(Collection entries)
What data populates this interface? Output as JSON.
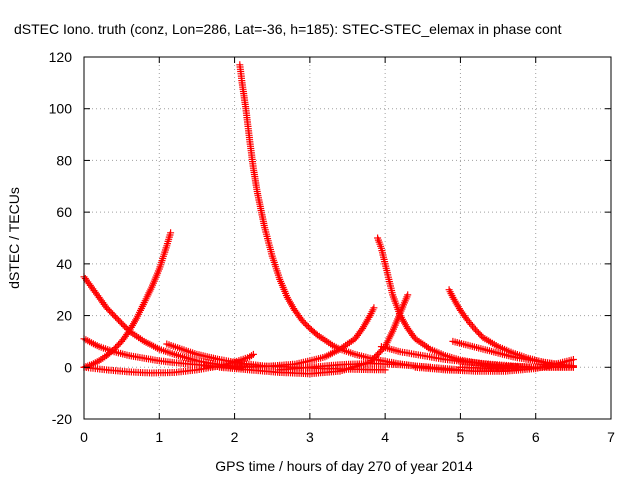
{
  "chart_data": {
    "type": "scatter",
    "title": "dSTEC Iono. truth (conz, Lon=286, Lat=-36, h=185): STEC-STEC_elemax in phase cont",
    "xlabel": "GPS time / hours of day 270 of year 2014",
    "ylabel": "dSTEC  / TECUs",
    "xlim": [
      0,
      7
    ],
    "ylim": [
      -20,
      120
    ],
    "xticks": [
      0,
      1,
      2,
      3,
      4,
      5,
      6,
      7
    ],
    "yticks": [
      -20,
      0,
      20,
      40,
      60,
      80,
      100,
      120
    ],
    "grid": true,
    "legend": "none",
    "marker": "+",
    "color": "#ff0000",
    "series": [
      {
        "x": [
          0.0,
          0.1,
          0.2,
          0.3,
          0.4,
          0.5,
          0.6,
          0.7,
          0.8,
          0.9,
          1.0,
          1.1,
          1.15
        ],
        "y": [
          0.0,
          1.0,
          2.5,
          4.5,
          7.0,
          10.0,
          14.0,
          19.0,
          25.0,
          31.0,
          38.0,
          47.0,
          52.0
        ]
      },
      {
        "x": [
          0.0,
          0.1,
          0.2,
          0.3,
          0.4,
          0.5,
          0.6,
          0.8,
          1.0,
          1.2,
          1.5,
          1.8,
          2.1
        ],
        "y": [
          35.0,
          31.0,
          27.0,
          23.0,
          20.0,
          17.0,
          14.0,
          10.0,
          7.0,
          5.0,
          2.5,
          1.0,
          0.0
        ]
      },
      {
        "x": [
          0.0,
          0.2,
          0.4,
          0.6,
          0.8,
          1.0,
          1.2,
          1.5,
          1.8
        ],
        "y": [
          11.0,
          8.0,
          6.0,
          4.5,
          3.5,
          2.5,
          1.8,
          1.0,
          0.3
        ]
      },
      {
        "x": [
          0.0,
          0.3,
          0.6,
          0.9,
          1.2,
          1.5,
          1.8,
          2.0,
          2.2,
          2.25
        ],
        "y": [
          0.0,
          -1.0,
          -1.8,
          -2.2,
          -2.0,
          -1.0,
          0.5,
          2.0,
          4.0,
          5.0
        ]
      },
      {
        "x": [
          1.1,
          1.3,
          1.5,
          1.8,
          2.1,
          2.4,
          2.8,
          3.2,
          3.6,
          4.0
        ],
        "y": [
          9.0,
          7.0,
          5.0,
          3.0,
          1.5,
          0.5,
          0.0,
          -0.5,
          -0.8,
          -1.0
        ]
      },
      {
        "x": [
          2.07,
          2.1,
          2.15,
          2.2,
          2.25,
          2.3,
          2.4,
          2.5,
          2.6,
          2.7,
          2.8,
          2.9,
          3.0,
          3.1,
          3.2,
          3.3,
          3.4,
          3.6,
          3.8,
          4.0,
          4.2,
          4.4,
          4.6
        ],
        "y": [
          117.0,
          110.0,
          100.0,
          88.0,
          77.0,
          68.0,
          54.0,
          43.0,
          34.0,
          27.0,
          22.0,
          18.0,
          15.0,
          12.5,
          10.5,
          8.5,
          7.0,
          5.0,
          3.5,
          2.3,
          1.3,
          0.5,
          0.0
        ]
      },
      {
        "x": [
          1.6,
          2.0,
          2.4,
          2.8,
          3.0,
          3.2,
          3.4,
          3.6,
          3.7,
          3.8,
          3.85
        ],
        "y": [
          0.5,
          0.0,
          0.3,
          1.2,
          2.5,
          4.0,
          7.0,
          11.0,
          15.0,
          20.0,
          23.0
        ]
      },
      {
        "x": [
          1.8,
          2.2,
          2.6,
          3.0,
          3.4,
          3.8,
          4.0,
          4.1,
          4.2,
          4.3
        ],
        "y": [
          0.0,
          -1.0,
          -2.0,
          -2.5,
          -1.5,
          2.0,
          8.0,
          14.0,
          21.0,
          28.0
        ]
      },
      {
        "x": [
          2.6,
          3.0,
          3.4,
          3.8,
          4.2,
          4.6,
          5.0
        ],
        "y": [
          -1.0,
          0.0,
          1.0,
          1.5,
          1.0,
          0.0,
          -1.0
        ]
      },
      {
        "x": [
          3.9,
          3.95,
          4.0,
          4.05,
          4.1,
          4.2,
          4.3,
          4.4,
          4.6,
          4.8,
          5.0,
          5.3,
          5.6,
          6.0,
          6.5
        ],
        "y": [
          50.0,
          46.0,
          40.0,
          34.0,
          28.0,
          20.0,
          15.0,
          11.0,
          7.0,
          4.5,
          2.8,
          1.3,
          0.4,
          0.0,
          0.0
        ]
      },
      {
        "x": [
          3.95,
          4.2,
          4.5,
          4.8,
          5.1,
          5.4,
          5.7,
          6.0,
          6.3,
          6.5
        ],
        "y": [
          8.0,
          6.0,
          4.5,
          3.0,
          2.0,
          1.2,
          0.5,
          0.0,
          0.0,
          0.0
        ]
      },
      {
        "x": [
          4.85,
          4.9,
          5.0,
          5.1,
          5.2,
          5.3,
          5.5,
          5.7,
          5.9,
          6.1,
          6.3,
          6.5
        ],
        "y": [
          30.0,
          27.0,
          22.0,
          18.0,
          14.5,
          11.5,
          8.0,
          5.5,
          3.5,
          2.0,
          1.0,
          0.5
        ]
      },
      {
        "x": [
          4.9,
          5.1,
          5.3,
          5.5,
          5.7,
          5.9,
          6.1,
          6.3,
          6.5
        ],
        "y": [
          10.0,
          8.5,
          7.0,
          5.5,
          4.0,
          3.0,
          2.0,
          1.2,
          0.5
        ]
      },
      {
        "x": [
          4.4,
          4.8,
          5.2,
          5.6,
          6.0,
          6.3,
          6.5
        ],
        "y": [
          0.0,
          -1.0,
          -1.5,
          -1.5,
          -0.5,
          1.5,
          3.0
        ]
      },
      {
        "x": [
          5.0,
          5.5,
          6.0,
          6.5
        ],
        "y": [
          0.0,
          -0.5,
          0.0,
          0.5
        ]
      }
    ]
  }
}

◆ **What needs to be done**:
Among the entries above, how many lines hold the word "dSTEC"? Reply with only that number.

◆ **Output**:
2